Can you rewrite the entries below as a two-column CSV with the headers "prompt" and "response", one row per entry, putting each entry's text and its answer in a single quoted field with line breaks replaced by spaces, and leaving out the pictures?

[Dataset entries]

Start

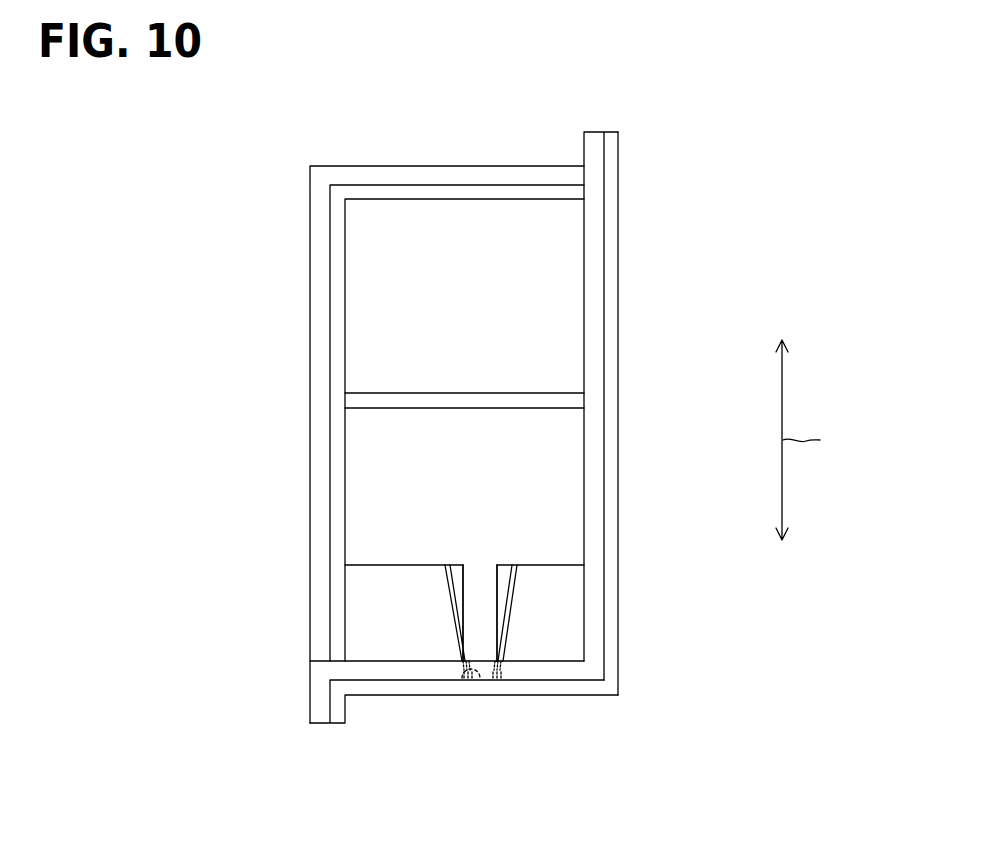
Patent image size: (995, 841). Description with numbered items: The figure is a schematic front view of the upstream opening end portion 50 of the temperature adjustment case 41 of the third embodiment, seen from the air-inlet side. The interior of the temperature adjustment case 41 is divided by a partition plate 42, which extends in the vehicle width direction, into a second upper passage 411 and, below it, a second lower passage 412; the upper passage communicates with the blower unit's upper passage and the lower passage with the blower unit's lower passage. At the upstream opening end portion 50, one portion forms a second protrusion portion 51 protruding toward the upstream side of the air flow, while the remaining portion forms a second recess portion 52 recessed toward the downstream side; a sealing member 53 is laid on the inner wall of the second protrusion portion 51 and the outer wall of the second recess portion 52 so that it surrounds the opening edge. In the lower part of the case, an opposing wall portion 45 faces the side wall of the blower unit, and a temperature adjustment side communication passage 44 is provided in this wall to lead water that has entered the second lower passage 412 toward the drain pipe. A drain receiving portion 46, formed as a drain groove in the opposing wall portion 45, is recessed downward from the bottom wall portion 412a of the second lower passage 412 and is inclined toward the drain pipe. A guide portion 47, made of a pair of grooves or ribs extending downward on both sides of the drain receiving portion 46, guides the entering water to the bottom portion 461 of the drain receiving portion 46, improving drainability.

The temperature adjustment case 41 is at (565, 115).
The upstream opening end portion 50 is at (455, 165).
The sealing member 53 is at (320, 233).
The second recess portion 52 is at (338, 297).
The second protrusion portion 51 is at (613, 278).
The second upper passage 411 is at (378, 338).
The partition plate 42 is at (527, 398).
The second lower passage 412 is at (378, 437).
The bottom wall portion 412a is at (370, 565).
The temperature adjustment side communication passage 44 is at (480, 587).
The guide portion 47 is at (450, 610).
The bottom portion 461 is at (455, 680).
The drain receiving portion 46 is at (493, 628).
The opposing wall portion 45 is at (560, 645).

End

> _TASK ANSWER_
prompt,response
"Patent image size: (995, 841). Description with numbered items: The figure is a schematic front view of the upstream opening end portion 50 of the temperature adjustment case 41 of the third embodiment, seen from the air-inlet side. The interior of the temperature adjustment case 41 is divided by a partition plate 42, which extends in the vehicle width direction, into a second upper passage 411 and, below it, a second lower passage 412; the upper passage communicates with the blower unit's upper passage and the lower passage with the blower unit's lower passage. At the upstream opening end portion 50, one portion forms a second protrusion portion 51 protruding toward the upstream side of the air flow, while the remaining portion forms a second recess portion 52 recessed toward the downstream side; a sealing member 53 is laid on the inner wall of the second protrusion portion 51 and the outer wall of the second recess portion 52 so that it surrounds the opening edge. In the lower part of the case, an opposing wall portion 45 faces the side wall of the blower unit, and a temperature adjustment side communication passage 44 is provided in this wall to lead water that has entered the second lower passage 412 toward the drain pipe. A drain receiving portion 46, formed as a drain groove in the opposing wall portion 45, is recessed downward from the bottom wall portion 412a of the second lower passage 412 and is inclined toward the drain pipe. A guide portion 47, made of a pair of grooves or ribs extending downward on both sides of the drain receiving portion 46, guides the entering water to the bottom portion 461 of the drain receiving portion 46, improving drainability.","The temperature adjustment case 41 is at (565, 115). The upstream opening end portion 50 is at (455, 165). The sealing member 53 is at (320, 233). The second recess portion 52 is at (338, 297). The second protrusion portion 51 is at (613, 278). The second upper passage 411 is at (378, 338). The partition plate 42 is at (527, 398). The second lower passage 412 is at (378, 437). The bottom wall portion 412a is at (370, 565). The temperature adjustment side communication passage 44 is at (480, 587). The guide portion 47 is at (450, 610). The bottom portion 461 is at (455, 680). The drain receiving portion 46 is at (493, 628). The opposing wall portion 45 is at (560, 645)."